- JOB: Scan the data for "value" and copy the lines it appears in.

- GIVEN INFORMATION:
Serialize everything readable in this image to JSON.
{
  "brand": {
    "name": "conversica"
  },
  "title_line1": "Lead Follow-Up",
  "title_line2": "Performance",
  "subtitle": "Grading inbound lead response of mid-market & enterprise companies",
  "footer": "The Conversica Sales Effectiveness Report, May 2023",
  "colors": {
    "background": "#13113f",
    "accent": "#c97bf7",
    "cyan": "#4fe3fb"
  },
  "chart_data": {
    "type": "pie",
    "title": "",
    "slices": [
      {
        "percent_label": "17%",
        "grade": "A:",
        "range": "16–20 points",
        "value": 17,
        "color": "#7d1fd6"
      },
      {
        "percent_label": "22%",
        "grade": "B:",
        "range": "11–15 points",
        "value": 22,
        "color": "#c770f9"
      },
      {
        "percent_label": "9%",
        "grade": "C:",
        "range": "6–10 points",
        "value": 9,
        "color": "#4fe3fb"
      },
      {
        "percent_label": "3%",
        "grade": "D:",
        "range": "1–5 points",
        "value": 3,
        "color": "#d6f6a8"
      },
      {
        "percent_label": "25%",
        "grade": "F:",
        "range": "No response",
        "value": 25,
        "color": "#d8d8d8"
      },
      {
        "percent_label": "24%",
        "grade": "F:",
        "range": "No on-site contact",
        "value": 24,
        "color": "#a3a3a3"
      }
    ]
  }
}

- THE COMPLETED TASK:
        "value": 17,
        "value": 22,
        "value": 9,
        "value": 3,
        "value": 25,
        "value": 24,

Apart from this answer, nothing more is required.